Exercise objective: Give the count of lines that include the string "digital". Add nothing to it.

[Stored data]
╭──
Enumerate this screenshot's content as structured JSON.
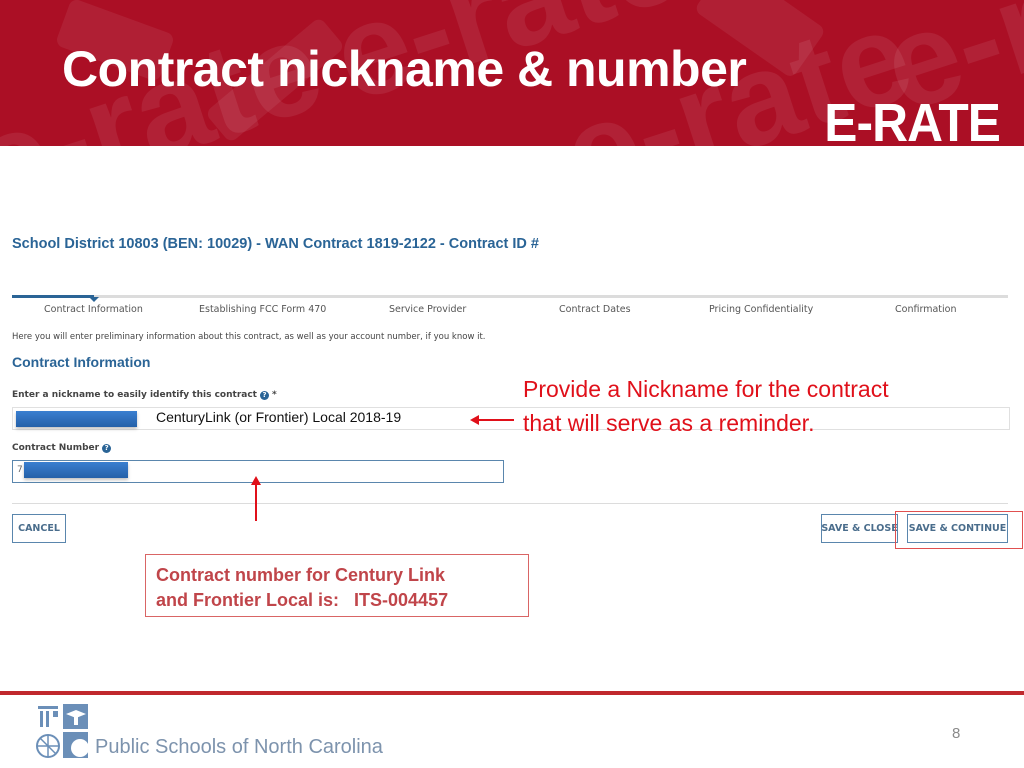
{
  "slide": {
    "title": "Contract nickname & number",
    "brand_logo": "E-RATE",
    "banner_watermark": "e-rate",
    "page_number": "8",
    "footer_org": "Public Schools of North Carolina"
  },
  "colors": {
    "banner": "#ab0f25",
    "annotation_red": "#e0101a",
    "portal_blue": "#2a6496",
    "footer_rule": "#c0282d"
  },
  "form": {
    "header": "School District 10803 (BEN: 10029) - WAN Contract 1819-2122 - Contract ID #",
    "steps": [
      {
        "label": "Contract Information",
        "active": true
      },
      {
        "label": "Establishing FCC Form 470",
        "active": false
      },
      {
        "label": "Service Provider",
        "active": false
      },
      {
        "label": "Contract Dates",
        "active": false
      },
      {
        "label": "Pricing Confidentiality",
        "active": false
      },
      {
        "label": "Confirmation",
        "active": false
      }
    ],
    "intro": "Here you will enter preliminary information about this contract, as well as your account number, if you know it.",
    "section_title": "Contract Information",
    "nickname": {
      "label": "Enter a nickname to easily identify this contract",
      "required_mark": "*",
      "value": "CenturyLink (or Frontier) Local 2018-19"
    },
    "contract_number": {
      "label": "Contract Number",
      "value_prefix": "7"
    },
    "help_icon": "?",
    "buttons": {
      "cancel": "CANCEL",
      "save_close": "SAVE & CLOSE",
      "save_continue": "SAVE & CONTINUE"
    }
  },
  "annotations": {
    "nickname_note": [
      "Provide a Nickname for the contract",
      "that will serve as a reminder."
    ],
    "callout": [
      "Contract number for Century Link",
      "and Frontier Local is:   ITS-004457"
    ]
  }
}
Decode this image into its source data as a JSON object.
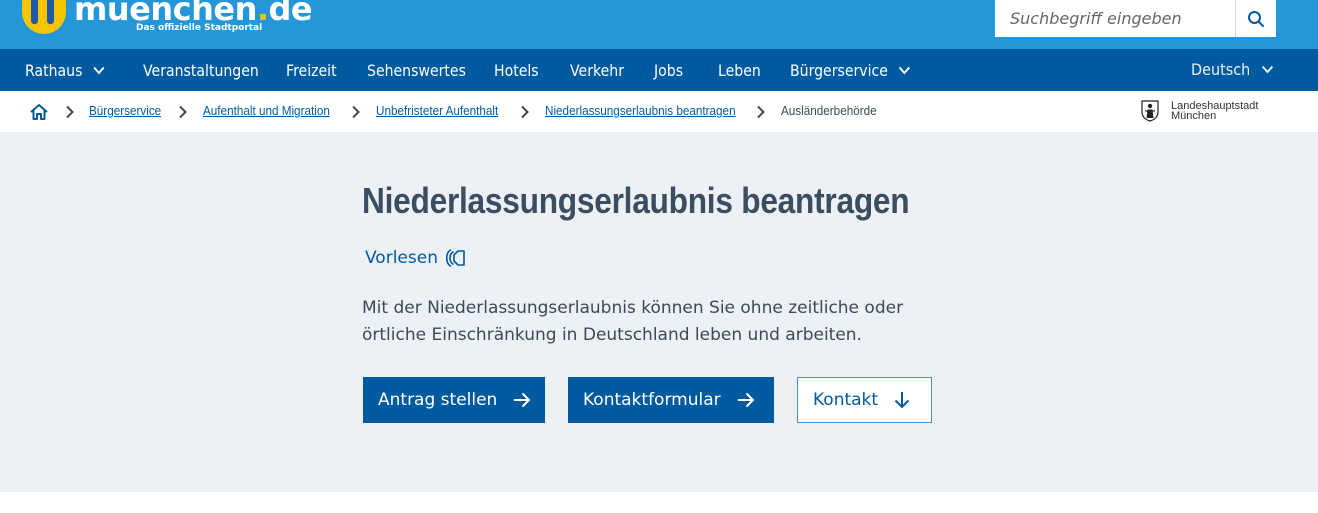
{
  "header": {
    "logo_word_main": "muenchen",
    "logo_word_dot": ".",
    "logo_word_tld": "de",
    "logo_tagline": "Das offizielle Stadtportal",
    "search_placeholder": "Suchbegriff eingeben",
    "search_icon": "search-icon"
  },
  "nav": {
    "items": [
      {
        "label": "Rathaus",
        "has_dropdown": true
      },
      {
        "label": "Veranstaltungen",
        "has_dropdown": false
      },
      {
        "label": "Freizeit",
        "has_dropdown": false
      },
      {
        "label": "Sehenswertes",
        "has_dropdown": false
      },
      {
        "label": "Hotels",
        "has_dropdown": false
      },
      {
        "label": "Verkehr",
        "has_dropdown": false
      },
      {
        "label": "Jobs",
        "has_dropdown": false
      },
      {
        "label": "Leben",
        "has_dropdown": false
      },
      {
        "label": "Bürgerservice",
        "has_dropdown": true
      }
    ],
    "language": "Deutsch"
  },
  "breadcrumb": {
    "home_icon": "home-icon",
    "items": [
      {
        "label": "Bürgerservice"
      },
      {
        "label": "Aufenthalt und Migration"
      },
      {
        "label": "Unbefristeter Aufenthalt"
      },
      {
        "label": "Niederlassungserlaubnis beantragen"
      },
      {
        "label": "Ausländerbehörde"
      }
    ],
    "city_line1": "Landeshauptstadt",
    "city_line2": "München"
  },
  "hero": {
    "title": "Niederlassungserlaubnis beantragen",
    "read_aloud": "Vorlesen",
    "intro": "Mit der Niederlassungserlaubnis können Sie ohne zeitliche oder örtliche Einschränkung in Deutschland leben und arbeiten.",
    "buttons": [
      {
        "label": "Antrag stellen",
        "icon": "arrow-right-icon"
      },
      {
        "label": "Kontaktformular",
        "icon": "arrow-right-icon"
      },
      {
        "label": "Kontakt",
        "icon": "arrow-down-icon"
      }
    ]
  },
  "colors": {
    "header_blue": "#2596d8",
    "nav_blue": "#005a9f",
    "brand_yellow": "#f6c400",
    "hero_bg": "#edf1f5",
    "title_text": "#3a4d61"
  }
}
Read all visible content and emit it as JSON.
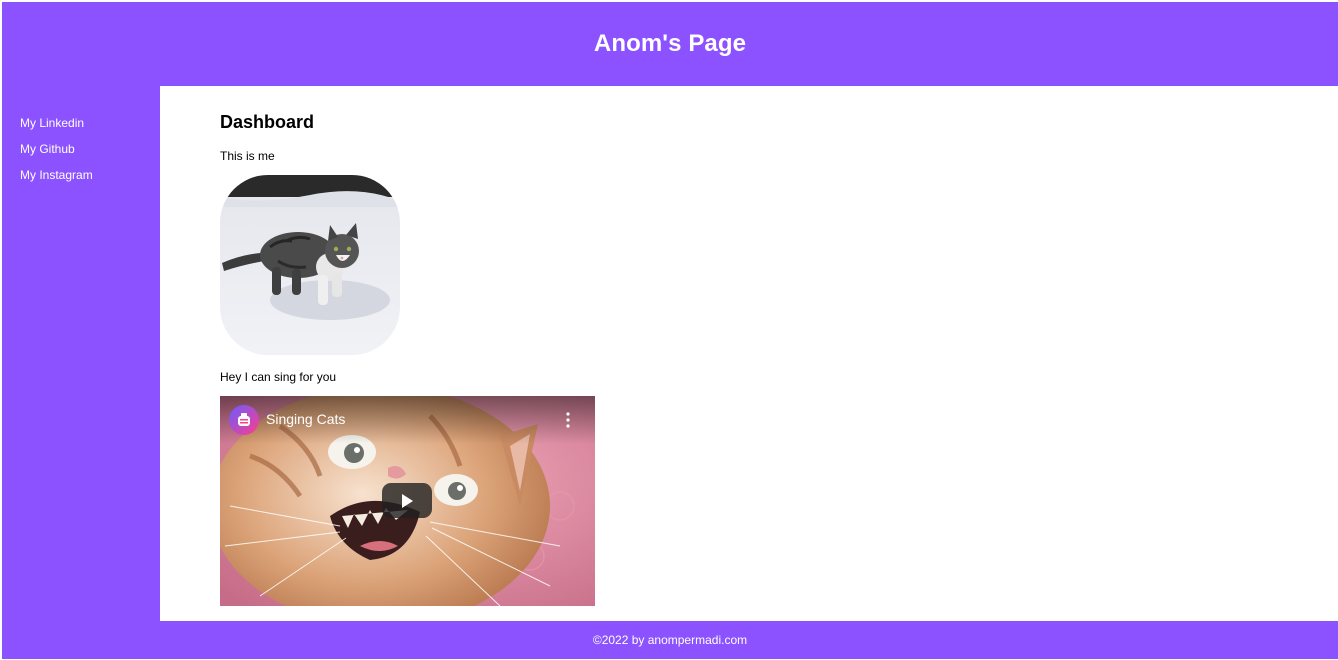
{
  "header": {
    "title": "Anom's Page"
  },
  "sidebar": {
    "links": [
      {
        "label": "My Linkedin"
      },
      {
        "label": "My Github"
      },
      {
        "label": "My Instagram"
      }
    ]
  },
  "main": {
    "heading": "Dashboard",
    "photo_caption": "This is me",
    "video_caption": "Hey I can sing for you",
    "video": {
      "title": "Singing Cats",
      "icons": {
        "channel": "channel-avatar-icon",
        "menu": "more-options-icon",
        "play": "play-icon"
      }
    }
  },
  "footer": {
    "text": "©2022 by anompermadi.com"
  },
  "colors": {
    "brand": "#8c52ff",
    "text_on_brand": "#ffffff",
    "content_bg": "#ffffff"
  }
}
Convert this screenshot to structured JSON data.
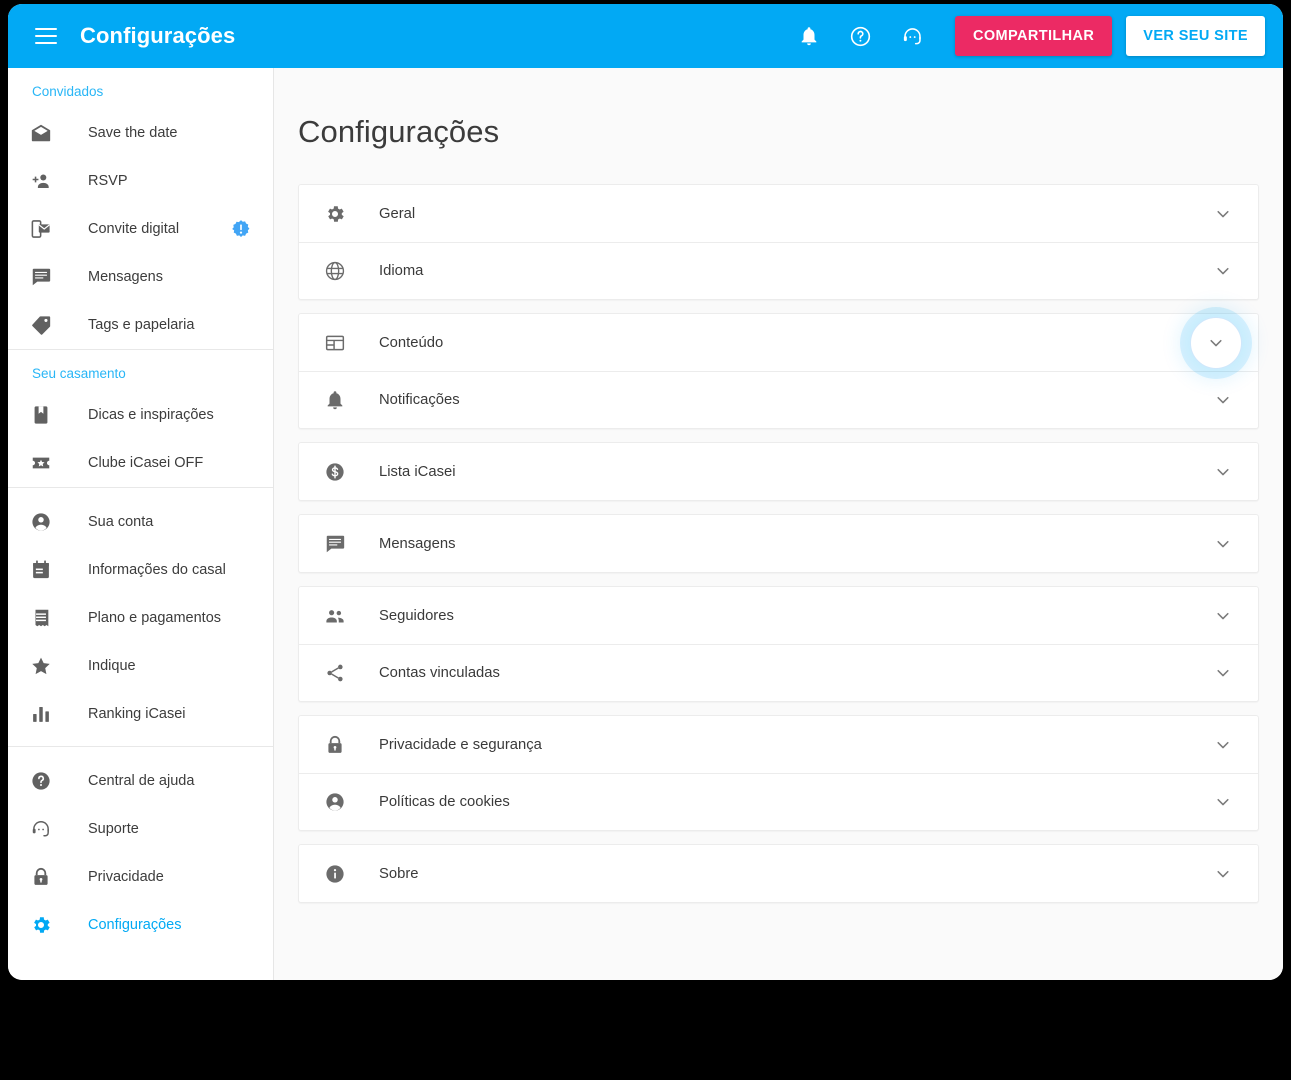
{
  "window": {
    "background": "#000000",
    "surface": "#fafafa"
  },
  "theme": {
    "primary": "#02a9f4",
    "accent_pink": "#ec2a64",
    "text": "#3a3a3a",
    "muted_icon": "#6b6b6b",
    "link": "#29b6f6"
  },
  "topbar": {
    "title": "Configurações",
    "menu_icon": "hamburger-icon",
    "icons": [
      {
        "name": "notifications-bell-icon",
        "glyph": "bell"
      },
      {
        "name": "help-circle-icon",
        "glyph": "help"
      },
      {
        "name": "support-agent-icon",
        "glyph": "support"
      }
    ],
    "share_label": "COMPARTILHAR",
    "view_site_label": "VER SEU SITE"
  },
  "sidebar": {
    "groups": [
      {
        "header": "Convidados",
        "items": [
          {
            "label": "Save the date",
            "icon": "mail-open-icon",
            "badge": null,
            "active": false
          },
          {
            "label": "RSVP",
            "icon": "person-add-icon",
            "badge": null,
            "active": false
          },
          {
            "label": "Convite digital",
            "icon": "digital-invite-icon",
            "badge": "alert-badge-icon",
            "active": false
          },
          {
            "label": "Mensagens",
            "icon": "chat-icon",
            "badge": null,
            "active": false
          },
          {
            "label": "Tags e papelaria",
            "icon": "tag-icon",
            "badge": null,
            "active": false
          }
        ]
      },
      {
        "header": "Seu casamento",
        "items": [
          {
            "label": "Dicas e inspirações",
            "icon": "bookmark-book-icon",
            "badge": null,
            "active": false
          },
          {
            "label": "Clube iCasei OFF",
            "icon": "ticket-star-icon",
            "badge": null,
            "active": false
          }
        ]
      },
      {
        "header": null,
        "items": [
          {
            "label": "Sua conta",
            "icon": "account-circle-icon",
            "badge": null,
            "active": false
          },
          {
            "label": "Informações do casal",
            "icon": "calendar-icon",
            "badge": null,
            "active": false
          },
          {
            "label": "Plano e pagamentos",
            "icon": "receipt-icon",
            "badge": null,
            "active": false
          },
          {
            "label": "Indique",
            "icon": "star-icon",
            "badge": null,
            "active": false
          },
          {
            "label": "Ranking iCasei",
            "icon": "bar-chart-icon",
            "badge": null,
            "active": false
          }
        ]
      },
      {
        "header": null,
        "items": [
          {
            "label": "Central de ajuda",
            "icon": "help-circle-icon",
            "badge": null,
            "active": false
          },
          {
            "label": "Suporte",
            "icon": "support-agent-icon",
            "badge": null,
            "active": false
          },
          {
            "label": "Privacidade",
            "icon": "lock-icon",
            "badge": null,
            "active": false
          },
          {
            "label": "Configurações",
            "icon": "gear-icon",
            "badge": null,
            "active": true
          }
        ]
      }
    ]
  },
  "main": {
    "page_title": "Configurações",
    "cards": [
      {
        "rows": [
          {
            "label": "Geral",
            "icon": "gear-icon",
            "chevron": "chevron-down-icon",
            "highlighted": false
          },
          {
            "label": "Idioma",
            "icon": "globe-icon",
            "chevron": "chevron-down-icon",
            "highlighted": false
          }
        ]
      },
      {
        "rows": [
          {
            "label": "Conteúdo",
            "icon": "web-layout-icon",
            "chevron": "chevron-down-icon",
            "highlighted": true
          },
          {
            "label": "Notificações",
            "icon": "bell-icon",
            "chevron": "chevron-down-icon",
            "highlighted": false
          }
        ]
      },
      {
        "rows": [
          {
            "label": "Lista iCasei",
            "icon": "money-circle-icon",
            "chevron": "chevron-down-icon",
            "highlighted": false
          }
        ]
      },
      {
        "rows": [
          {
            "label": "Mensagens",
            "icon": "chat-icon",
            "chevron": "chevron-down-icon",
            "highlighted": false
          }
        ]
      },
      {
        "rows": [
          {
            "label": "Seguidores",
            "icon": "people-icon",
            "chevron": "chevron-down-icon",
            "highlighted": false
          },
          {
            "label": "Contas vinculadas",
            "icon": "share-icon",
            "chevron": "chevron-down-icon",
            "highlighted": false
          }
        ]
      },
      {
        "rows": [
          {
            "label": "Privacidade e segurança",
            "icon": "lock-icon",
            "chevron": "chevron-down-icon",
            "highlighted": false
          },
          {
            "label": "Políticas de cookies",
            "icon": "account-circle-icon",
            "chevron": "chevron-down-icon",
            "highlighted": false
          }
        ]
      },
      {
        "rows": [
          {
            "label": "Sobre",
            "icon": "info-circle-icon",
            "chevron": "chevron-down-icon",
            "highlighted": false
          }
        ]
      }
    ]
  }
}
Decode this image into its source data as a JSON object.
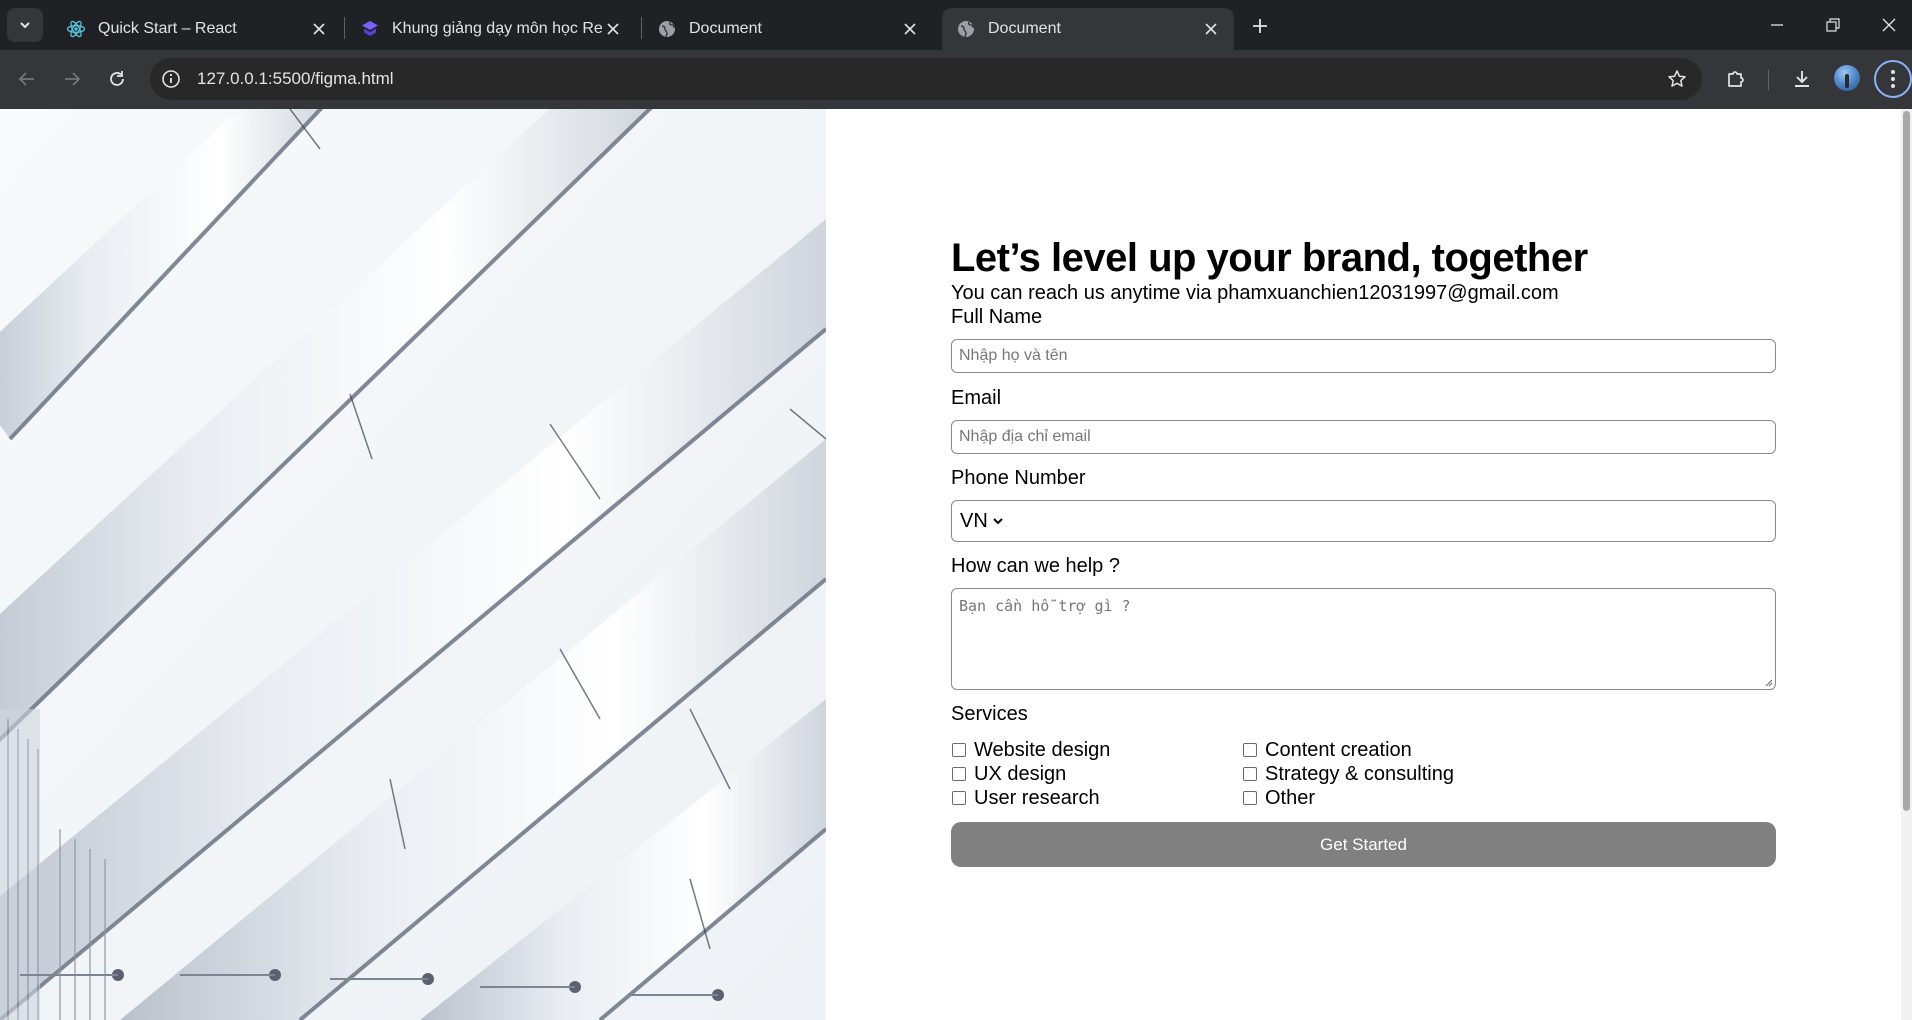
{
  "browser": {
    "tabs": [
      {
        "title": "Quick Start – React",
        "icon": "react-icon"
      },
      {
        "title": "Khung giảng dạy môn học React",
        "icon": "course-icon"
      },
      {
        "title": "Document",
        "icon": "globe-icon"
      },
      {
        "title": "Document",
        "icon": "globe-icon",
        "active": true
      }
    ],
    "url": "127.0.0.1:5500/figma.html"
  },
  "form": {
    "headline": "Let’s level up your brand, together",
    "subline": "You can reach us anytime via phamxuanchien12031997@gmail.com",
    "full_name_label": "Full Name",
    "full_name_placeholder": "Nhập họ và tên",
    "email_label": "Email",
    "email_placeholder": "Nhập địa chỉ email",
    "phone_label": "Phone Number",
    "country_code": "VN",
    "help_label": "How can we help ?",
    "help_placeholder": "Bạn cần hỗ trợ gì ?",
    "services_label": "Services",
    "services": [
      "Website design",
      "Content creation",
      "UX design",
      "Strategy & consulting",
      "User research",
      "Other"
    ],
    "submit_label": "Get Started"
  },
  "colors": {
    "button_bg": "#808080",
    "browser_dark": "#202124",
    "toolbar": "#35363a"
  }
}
╰──
Solution to the problem: 2